Figure record listings:
---+---

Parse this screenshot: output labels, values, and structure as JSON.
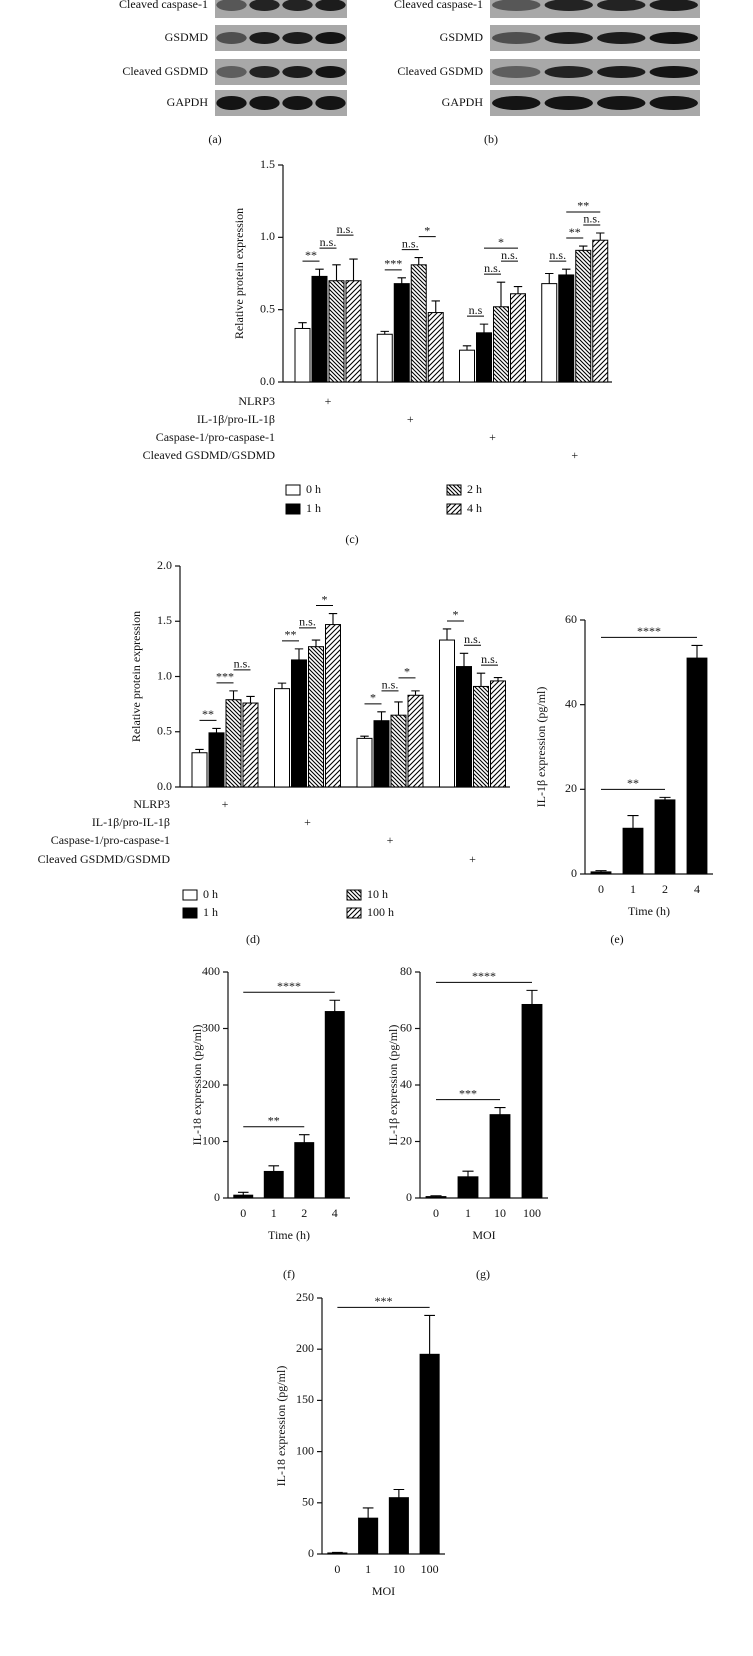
{
  "blots": [
    {
      "label": "(a)",
      "rows": [
        "Cleaved caspase-1",
        "GSDMD",
        "Cleaved GSDMD",
        "GAPDH"
      ]
    },
    {
      "label": "(b)",
      "rows": [
        "Cleaved caspase-1",
        "GSDMD",
        "Cleaved GSDMD",
        "GAPDH"
      ]
    }
  ],
  "chart_data": [
    {
      "type": "grouped-bar",
      "panel": "(c)",
      "ylabel": "Relative protein expression",
      "marker": "+",
      "categories": [
        "NLRP3",
        "IL-1β/pro-IL-1β",
        "Caspase-1/pro-caspase-1",
        "Cleaved GSDMD/GSDMD"
      ],
      "ylim": [
        0,
        1.5
      ],
      "yticks": [
        {
          "value": 0,
          "label": "0.0"
        },
        0.5,
        {
          "value": 1,
          "label": "1.0"
        },
        1.5
      ],
      "series": [
        {
          "name": "0 h",
          "color": "#ffffff",
          "pattern": "none",
          "values": [
            0.37,
            0.33,
            0.22,
            0.68
          ],
          "errors": [
            0.04,
            0.02,
            0.03,
            0.07
          ]
        },
        {
          "name": "1 h",
          "color": "#000000",
          "pattern": "none",
          "values": [
            0.73,
            0.68,
            0.34,
            0.74
          ],
          "errors": [
            0.05,
            0.04,
            0.06,
            0.04
          ]
        },
        {
          "name": "2 h",
          "color": "#ffffff",
          "pattern": "hatch-back",
          "values": [
            0.7,
            0.81,
            0.52,
            0.91
          ],
          "errors": [
            0.11,
            0.05,
            0.17,
            0.03
          ]
        },
        {
          "name": "4 h",
          "color": "#ffffff",
          "pattern": "hatch-fwd",
          "values": [
            0.7,
            0.48,
            0.61,
            0.98
          ],
          "errors": [
            0.15,
            0.08,
            0.05,
            0.05
          ]
        }
      ],
      "annotations": [
        {
          "label": "**",
          "group": 0,
          "from": 0,
          "to": 1
        },
        {
          "label": "n.s.",
          "group": 0,
          "from": 1,
          "to": 2
        },
        {
          "label": "n.s.",
          "group": 0,
          "from": 2,
          "to": 3
        },
        {
          "label": "***",
          "group": 1,
          "from": 0,
          "to": 1
        },
        {
          "label": "n.s.",
          "group": 1,
          "from": 1,
          "to": 2
        },
        {
          "label": "*",
          "group": 1,
          "from": 2,
          "to": 3
        },
        {
          "label": "n.s",
          "group": 2,
          "from": 0,
          "to": 1
        },
        {
          "label": "n.s.",
          "group": 2,
          "from": 1,
          "to": 2
        },
        {
          "label": "n.s.",
          "group": 2,
          "from": 2,
          "to": 3
        },
        {
          "label": "*",
          "group": 2,
          "from": 1,
          "to": 3
        },
        {
          "label": "n.s.",
          "group": 3,
          "from": 0,
          "to": 1
        },
        {
          "label": "**",
          "group": 3,
          "from": 1,
          "to": 2
        },
        {
          "label": "n.s.",
          "group": 3,
          "from": 2,
          "to": 3
        },
        {
          "label": "**",
          "group": 3,
          "from": 1,
          "to": 3
        }
      ]
    },
    {
      "type": "grouped-bar",
      "panel": "(d)",
      "ylabel": "Relative protein expression",
      "marker": "+",
      "categories": [
        "NLRP3",
        "IL-1β/pro-IL-1β",
        "Caspase-1/pro-caspase-1",
        "Cleaved GSDMD/GSDMD"
      ],
      "ylim": [
        0,
        2
      ],
      "yticks": [
        {
          "value": 0,
          "label": "0.0"
        },
        0.5,
        {
          "value": 1,
          "label": "1.0"
        },
        1.5,
        {
          "value": 2,
          "label": "2.0"
        }
      ],
      "series": [
        {
          "name": "0 h",
          "color": "#ffffff",
          "pattern": "none",
          "values": [
            0.31,
            0.89,
            0.44,
            1.33
          ],
          "errors": [
            0.03,
            0.05,
            0.02,
            0.1
          ]
        },
        {
          "name": "1 h",
          "color": "#000000",
          "pattern": "none",
          "values": [
            0.49,
            1.15,
            0.6,
            1.09
          ],
          "errors": [
            0.04,
            0.1,
            0.08,
            0.12
          ]
        },
        {
          "name": "10 h",
          "color": "#ffffff",
          "pattern": "hatch-back",
          "values": [
            0.79,
            1.27,
            0.65,
            0.91
          ],
          "errors": [
            0.08,
            0.06,
            0.12,
            0.12
          ]
        },
        {
          "name": "100 h",
          "color": "#ffffff",
          "pattern": "hatch-fwd",
          "values": [
            0.76,
            1.47,
            0.83,
            0.96
          ],
          "errors": [
            0.06,
            0.1,
            0.04,
            0.03
          ]
        }
      ],
      "annotations": [
        {
          "label": "**",
          "group": 0,
          "from": 0,
          "to": 1
        },
        {
          "label": "***",
          "group": 0,
          "from": 1,
          "to": 2
        },
        {
          "label": "n.s.",
          "group": 0,
          "from": 2,
          "to": 3
        },
        {
          "label": "**",
          "group": 1,
          "from": 0,
          "to": 1
        },
        {
          "label": "n.s.",
          "group": 1,
          "from": 1,
          "to": 2
        },
        {
          "label": "*",
          "group": 1,
          "from": 2,
          "to": 3
        },
        {
          "label": "*",
          "group": 2,
          "from": 0,
          "to": 1
        },
        {
          "label": "n.s.",
          "group": 2,
          "from": 1,
          "to": 2
        },
        {
          "label": "*",
          "group": 2,
          "from": 2,
          "to": 3
        },
        {
          "label": "*",
          "group": 3,
          "from": 0,
          "to": 1
        },
        {
          "label": "n.s.",
          "group": 3,
          "from": 1,
          "to": 2
        },
        {
          "label": "n.s.",
          "group": 3,
          "from": 2,
          "to": 3
        }
      ]
    },
    {
      "type": "bar",
      "panel": "(e)",
      "ylabel": "IL-1β expression (pg/ml)",
      "xlabel": "Time (h)",
      "color": "#000000",
      "categories": [
        "0",
        "1",
        "2",
        "4"
      ],
      "values": [
        0.5,
        10.8,
        17.5,
        51
      ],
      "errors": [
        0.3,
        3,
        0.6,
        3
      ],
      "ylim": [
        0,
        60
      ],
      "yticks": [
        0,
        20,
        40,
        60
      ],
      "annotations": [
        {
          "label": "**",
          "from": 0,
          "to": 2
        },
        {
          "label": "****",
          "from": 0,
          "to": 3
        }
      ]
    },
    {
      "type": "bar",
      "panel": "(f)",
      "ylabel": "IL-18 expression (pg/ml)",
      "xlabel": "Time (h)",
      "color": "#000000",
      "categories": [
        "0",
        "1",
        "2",
        "4"
      ],
      "values": [
        5,
        47,
        98,
        330
      ],
      "errors": [
        5,
        10,
        14,
        20
      ],
      "ylim": [
        0,
        400
      ],
      "yticks": [
        0,
        100,
        200,
        300,
        400
      ],
      "annotations": [
        {
          "label": "**",
          "from": 0,
          "to": 2
        },
        {
          "label": "****",
          "from": 0,
          "to": 3
        }
      ]
    },
    {
      "type": "bar",
      "panel": "(g)",
      "ylabel": "IL-1β expression (pg/ml)",
      "xlabel": "MOI",
      "color": "#000000",
      "categories": [
        "0",
        "1",
        "10",
        "100"
      ],
      "values": [
        0.5,
        7.5,
        29.5,
        68.5
      ],
      "errors": [
        0.3,
        2,
        2.5,
        5
      ],
      "ylim": [
        0,
        80
      ],
      "yticks": [
        0,
        20,
        40,
        60,
        80
      ],
      "annotations": [
        {
          "label": "***",
          "from": 0,
          "to": 2
        },
        {
          "label": "****",
          "from": 0,
          "to": 3
        }
      ]
    },
    {
      "type": "bar",
      "ylabel": "IL-18 expression (pg/ml)",
      "xlabel": "MOI",
      "color": "#000000",
      "categories": [
        "0",
        "1",
        "10",
        "100"
      ],
      "values": [
        1,
        35,
        55,
        195
      ],
      "errors": [
        0.5,
        10,
        8,
        38
      ],
      "ylim": [
        0,
        250
      ],
      "yticks": [
        0,
        50,
        100,
        150,
        200,
        250
      ],
      "annotations": [
        {
          "label": "***",
          "from": 0,
          "to": 3
        }
      ]
    }
  ]
}
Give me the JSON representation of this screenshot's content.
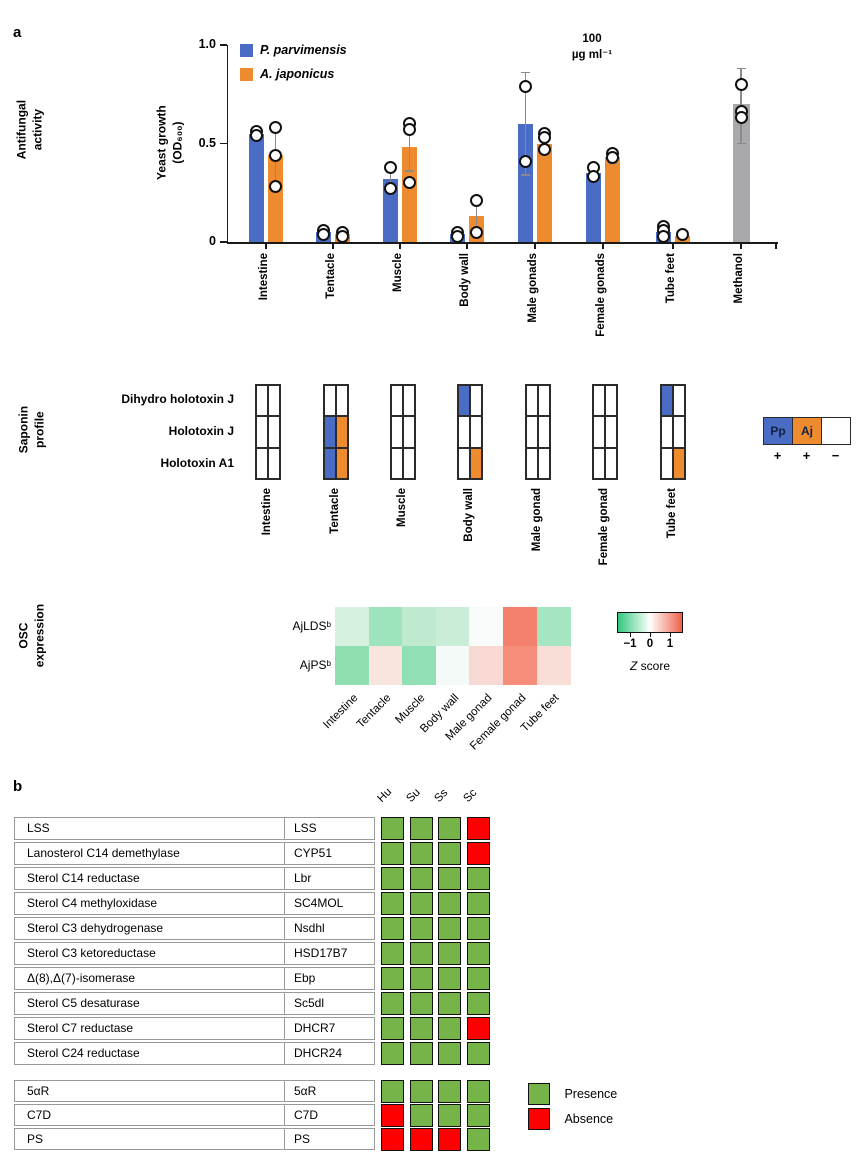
{
  "figure": {
    "panel_a_label": "a",
    "panel_b_label": "b"
  },
  "sections": {
    "antifungal_label": "Antifungal\nactivity",
    "saponin_label": "Saponin\nprofile",
    "osc_label": "OSC\nexpression"
  },
  "chart_data": [
    {
      "id": "antifungal-activity-bar-chart",
      "type": "bar",
      "ylabel": "Yeast growth\n(OD₆₀₀)",
      "ylim": [
        0,
        1.0
      ],
      "yticks": [
        {
          "value": 0,
          "label": "0"
        },
        {
          "value": 0.5,
          "label": "0.5"
        },
        {
          "value": 1.0,
          "label": "1.0"
        }
      ],
      "annotation": "100\nµg ml⁻¹",
      "categories": [
        "Intestine",
        "Tentacle",
        "Muscle",
        "Body wall",
        "Male gonads",
        "Female gonads",
        "Tube feet",
        "Methanol"
      ],
      "series": [
        {
          "name": "P. parvimensis",
          "color": "#4a6cc5",
          "values": [
            0.55,
            0.05,
            0.32,
            0.04,
            0.6,
            0.35,
            0.05,
            null
          ],
          "points": [
            [
              0.56,
              0.54
            ],
            [
              0.06,
              0.04
            ],
            [
              0.38,
              0.27
            ],
            [
              0.05,
              0.03
            ],
            [
              0.79,
              0.41
            ],
            [
              0.38,
              0.33
            ],
            [
              0.08,
              0.06,
              0.03
            ],
            null
          ],
          "error_ranges": [
            [
              0.53,
              0.57
            ],
            [
              0.03,
              0.07
            ],
            [
              0.25,
              0.39
            ],
            [
              0.02,
              0.05
            ],
            [
              0.34,
              0.86
            ],
            [
              0.31,
              0.39
            ],
            [
              0.02,
              0.08
            ],
            null
          ]
        },
        {
          "name": "A. japonicus",
          "color": "#ee8b2e",
          "values": [
            0.44,
            0.04,
            0.48,
            0.13,
            0.5,
            0.43,
            0.03,
            null
          ],
          "points": [
            [
              0.58,
              0.44,
              0.28
            ],
            [
              0.05,
              0.03
            ],
            [
              0.6,
              0.57,
              0.3
            ],
            [
              0.21,
              0.05
            ],
            [
              0.55,
              0.53,
              0.47
            ],
            [
              0.45,
              0.43
            ],
            [
              0.04
            ],
            null
          ],
          "error_ranges": [
            [
              0.28,
              0.59
            ],
            [
              0.02,
              0.06
            ],
            [
              0.36,
              0.6
            ],
            [
              0.04,
              0.22
            ],
            [
              0.46,
              0.54
            ],
            [
              0.4,
              0.46
            ],
            [
              0.02,
              0.05
            ],
            null
          ]
        },
        {
          "name": "Methanol",
          "color": "#a9a9ab",
          "values": [
            null,
            null,
            null,
            null,
            null,
            null,
            null,
            0.7
          ],
          "points": [
            null,
            null,
            null,
            null,
            null,
            null,
            null,
            [
              0.8,
              0.66,
              0.63
            ]
          ],
          "error_ranges": [
            null,
            null,
            null,
            null,
            null,
            null,
            null,
            [
              0.5,
              0.88
            ]
          ]
        }
      ]
    },
    {
      "id": "saponin-profile-grid",
      "type": "table",
      "rows": [
        "Dihydro holotoxin J",
        "Holotoxin J",
        "Holotoxin A1"
      ],
      "columns": [
        "Intestine",
        "Tentacle",
        "Muscle",
        "Body wall",
        "Male gonad",
        "Female gonad",
        "Tube feet"
      ],
      "species_colors": {
        "Pp": "#4a6cc5",
        "Aj": "#ee8b2e"
      },
      "cells": [
        [
          [
            0,
            0
          ],
          [
            0,
            0
          ],
          [
            0,
            0
          ]
        ],
        [
          [
            0,
            0
          ],
          [
            1,
            1
          ],
          [
            1,
            1
          ]
        ],
        [
          [
            0,
            0
          ],
          [
            0,
            0
          ],
          [
            0,
            0
          ]
        ],
        [
          [
            1,
            0
          ],
          [
            0,
            0
          ],
          [
            0,
            1
          ]
        ],
        [
          [
            0,
            0
          ],
          [
            0,
            0
          ],
          [
            0,
            0
          ]
        ],
        [
          [
            0,
            0
          ],
          [
            0,
            0
          ],
          [
            0,
            0
          ]
        ],
        [
          [
            1,
            0
          ],
          [
            0,
            0
          ],
          [
            0,
            1
          ]
        ]
      ],
      "legend": {
        "cells": [
          {
            "label": "Pp",
            "sign": "+"
          },
          {
            "label": "Aj",
            "sign": "+"
          },
          {
            "label": "",
            "sign": "−"
          }
        ]
      }
    },
    {
      "id": "osc-expression-heatmap",
      "type": "heatmap",
      "rows": [
        "AjLDSᵇ",
        "AjPSᵇ"
      ],
      "columns": [
        "Intestine",
        "Tentacle",
        "Muscle",
        "Body wall",
        "Male gonad",
        "Female gonad",
        "Tube feet"
      ],
      "z_scores": [
        [
          -0.5,
          -1.2,
          -0.8,
          -0.7,
          0.0,
          1.7,
          -1.1
        ],
        [
          -1.3,
          0.3,
          -1.3,
          -0.1,
          0.5,
          1.5,
          0.4
        ]
      ],
      "cell_colors": [
        [
          "#d7f1e1",
          "#9fe3bd",
          "#c0eacf",
          "#c9edd7",
          "#f8fcfa",
          "#f4816e",
          "#a5e5c1"
        ],
        [
          "#90dfb3",
          "#fae4de",
          "#91dfb4",
          "#f4faf8",
          "#f8d9d3",
          "#f68c7a",
          "#f9ded8"
        ]
      ],
      "colorbar": {
        "ticks": [
          "−1",
          "0",
          "1"
        ],
        "label_italic": "Z",
        "label_rest": " score",
        "gradient": [
          "#34c77f",
          "#ffffff",
          "#f0614c"
        ]
      }
    },
    {
      "id": "sterol-pathway-presence-table",
      "type": "table",
      "columns": [
        "Hu",
        "Su",
        "Ss",
        "Sc"
      ],
      "tables": [
        {
          "rows": [
            {
              "enzyme": "LSS",
              "gene": "LSS",
              "presence": [
                1,
                1,
                1,
                0
              ]
            },
            {
              "enzyme": "Lanosterol C14 demethylase",
              "gene": "CYP51",
              "presence": [
                1,
                1,
                1,
                0
              ]
            },
            {
              "enzyme": "Sterol C14 reductase",
              "gene": "Lbr",
              "presence": [
                1,
                1,
                1,
                1
              ]
            },
            {
              "enzyme": "Sterol C4 methyloxidase",
              "gene": "SC4MOL",
              "presence": [
                1,
                1,
                1,
                1
              ]
            },
            {
              "enzyme": "Sterol C3 dehydrogenase",
              "gene": "Nsdhl",
              "presence": [
                1,
                1,
                1,
                1
              ]
            },
            {
              "enzyme": "Sterol C3 ketoreductase",
              "gene": "HSD17B7",
              "presence": [
                1,
                1,
                1,
                1
              ]
            },
            {
              "enzyme": "Δ(8),Δ(7)-isomerase",
              "gene": "Ebp",
              "presence": [
                1,
                1,
                1,
                1
              ]
            },
            {
              "enzyme": "Sterol C5 desaturase",
              "gene": "Sc5dl",
              "presence": [
                1,
                1,
                1,
                1
              ]
            },
            {
              "enzyme": "Sterol C7 reductase",
              "gene": "DHCR7",
              "presence": [
                1,
                1,
                1,
                0
              ]
            },
            {
              "enzyme": "Sterol C24 reductase",
              "gene": "DHCR24",
              "presence": [
                1,
                1,
                1,
                1
              ]
            }
          ]
        },
        {
          "rows": [
            {
              "enzyme": "5αR",
              "gene": "5αR",
              "presence": [
                1,
                1,
                1,
                1
              ]
            },
            {
              "enzyme": "C7D",
              "gene": "C7D",
              "presence": [
                0,
                1,
                1,
                1
              ]
            },
            {
              "enzyme": "PS",
              "gene": "PS",
              "presence": [
                0,
                0,
                0,
                1
              ]
            }
          ]
        }
      ],
      "presence_color": "#76b44a",
      "absence_color": "#fe0000",
      "legend": [
        {
          "label": "Presence",
          "color": "#76b44a"
        },
        {
          "label": "Absence",
          "color": "#fe0000"
        }
      ]
    }
  ]
}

---+---

### TASK OBJECTIVE
From the data above, show each line that contains "screenshot".

### OUTPUT OF THE EXERCISE
Parse this screenshot: output labels, values, and structure as JSON.
Give me the JSON representation of this screenshot's content.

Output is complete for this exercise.